* _RECORD SET_

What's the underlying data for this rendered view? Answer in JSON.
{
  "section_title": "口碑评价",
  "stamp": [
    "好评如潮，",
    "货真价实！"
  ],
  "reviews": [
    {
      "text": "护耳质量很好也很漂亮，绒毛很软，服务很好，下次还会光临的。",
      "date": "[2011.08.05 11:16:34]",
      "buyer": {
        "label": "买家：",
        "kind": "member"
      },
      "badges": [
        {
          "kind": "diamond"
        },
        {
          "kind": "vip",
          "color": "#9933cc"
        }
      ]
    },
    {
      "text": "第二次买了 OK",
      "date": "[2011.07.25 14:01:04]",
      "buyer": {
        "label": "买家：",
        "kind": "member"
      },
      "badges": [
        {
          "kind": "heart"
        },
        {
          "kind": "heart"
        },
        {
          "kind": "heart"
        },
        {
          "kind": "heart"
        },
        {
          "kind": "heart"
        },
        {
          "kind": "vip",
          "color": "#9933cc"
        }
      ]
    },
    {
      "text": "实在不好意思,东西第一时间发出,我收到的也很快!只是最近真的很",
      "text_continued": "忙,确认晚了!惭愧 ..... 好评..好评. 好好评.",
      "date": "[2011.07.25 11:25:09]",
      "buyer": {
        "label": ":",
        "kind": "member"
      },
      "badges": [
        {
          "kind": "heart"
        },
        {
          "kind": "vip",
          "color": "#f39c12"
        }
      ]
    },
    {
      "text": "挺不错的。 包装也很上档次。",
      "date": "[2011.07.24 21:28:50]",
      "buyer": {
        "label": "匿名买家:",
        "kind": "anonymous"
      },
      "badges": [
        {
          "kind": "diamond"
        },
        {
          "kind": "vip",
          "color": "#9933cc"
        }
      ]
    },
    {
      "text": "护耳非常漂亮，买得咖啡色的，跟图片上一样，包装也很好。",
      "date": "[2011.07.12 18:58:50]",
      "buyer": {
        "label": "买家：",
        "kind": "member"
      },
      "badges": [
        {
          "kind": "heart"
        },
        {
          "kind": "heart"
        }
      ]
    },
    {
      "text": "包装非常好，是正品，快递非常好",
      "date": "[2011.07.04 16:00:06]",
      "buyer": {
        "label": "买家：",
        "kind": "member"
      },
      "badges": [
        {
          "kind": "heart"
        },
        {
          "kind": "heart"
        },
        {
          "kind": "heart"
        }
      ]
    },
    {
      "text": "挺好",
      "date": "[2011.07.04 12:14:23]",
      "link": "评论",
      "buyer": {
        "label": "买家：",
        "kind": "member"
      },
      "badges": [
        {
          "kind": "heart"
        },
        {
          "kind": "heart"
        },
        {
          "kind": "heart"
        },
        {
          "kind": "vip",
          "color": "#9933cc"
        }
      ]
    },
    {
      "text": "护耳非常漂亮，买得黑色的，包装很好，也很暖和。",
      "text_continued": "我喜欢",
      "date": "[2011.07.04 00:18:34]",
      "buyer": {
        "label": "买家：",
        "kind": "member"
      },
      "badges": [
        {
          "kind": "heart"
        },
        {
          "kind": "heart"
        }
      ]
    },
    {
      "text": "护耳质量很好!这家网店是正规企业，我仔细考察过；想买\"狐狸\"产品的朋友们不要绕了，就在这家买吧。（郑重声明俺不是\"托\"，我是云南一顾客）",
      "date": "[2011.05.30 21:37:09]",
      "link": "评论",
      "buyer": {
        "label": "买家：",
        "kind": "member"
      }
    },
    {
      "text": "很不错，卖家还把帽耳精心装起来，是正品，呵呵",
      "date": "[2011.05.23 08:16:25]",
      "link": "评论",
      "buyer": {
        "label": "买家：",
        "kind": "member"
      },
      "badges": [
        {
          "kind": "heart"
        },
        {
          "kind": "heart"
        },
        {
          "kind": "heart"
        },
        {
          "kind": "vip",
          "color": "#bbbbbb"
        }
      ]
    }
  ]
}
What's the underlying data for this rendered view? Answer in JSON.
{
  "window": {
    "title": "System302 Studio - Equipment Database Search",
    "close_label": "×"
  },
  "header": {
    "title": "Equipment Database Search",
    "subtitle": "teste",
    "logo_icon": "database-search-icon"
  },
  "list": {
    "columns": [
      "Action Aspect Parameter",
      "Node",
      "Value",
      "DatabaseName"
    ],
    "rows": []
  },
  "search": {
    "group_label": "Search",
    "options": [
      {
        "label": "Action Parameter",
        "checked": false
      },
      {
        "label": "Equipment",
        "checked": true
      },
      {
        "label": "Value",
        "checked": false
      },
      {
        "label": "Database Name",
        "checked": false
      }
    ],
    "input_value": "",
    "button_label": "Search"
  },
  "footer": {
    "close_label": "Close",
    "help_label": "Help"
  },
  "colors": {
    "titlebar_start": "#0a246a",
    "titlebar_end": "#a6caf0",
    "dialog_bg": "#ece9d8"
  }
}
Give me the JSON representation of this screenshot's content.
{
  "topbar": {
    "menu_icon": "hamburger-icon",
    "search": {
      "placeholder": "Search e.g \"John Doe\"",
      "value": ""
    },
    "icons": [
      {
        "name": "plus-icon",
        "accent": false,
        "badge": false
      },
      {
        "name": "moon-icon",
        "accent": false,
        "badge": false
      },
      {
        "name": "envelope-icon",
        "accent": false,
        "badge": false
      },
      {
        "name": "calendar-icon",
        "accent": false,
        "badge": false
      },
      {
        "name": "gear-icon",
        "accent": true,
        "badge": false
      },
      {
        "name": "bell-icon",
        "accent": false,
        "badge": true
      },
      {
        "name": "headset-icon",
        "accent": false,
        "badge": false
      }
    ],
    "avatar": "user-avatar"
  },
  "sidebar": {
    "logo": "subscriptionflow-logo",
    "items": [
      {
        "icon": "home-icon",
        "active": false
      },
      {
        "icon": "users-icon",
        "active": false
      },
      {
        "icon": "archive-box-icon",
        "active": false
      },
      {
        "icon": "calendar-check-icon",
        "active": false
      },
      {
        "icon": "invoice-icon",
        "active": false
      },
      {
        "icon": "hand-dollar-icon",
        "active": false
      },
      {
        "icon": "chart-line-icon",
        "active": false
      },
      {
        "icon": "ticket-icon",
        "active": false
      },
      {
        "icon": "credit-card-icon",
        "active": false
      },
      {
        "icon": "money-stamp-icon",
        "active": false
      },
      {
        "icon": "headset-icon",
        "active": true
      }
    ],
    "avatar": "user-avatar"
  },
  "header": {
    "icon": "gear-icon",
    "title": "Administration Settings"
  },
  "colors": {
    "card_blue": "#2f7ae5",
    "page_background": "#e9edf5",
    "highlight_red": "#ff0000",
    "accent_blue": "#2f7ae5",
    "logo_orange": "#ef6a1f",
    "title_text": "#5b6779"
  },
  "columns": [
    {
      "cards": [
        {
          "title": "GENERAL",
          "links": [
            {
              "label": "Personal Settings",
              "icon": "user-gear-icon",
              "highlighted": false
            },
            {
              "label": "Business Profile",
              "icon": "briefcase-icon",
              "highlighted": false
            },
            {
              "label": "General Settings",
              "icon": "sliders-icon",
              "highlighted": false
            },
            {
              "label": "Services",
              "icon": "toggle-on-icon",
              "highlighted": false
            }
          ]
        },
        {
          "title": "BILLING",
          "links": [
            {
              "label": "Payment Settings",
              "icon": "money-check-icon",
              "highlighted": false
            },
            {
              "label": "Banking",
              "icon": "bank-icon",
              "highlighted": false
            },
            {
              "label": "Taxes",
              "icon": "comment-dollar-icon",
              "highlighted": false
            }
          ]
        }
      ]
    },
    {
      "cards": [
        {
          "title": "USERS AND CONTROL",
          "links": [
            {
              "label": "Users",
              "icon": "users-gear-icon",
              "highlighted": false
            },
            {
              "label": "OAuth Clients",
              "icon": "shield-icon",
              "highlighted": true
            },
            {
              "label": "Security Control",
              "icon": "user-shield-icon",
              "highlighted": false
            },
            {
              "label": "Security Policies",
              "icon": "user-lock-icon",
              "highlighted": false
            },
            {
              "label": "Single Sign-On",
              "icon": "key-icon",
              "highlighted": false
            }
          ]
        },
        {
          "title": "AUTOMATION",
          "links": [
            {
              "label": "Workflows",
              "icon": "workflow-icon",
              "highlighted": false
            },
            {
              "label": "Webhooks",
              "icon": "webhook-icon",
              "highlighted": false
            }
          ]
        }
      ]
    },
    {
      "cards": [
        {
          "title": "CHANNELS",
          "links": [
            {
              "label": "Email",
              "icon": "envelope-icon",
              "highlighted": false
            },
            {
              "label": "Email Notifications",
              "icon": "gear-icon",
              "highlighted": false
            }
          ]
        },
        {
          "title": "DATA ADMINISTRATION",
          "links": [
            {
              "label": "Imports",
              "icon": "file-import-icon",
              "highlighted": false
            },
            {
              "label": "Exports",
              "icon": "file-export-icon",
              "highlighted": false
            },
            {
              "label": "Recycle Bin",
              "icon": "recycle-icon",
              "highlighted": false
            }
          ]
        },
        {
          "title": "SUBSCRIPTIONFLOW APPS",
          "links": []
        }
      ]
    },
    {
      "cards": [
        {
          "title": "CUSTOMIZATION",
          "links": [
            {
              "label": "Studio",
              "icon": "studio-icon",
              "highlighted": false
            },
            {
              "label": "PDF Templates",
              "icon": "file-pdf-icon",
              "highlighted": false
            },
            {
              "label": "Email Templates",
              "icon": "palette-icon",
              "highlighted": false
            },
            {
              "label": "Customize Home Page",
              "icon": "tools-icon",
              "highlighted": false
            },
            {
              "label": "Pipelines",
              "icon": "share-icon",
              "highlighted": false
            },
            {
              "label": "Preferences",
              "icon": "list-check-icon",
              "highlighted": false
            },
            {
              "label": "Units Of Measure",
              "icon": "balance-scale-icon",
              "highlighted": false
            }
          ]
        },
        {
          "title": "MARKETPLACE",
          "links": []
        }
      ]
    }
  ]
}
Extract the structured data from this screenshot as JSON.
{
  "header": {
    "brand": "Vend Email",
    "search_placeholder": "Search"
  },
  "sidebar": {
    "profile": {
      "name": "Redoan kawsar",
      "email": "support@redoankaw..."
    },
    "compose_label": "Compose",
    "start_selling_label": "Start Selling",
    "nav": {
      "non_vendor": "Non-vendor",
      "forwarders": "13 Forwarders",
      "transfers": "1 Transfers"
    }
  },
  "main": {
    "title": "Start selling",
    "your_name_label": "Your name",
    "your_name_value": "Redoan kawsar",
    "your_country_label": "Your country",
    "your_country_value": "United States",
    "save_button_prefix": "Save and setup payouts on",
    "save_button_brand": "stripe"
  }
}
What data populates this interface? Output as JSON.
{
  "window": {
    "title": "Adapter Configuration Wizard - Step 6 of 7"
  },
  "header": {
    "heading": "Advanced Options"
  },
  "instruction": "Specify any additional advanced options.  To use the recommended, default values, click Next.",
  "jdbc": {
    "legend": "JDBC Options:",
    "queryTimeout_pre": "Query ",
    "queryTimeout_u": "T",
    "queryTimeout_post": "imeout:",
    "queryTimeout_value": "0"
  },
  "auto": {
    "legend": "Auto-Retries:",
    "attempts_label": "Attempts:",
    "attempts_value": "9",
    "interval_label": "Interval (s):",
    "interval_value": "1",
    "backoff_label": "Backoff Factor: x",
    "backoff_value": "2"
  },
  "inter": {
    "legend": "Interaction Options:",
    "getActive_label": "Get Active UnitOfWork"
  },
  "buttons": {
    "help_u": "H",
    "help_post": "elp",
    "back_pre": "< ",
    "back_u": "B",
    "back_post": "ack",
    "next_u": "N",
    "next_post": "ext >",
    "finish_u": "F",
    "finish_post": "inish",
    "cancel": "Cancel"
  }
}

* _TASK DETAILS_
Gather up every line from the listing above in which the word "dollar" occurs.

* _EXERCISE RESULT_
        "icon": "hand-dollar-icon",
              "icon": "comment-dollar-icon",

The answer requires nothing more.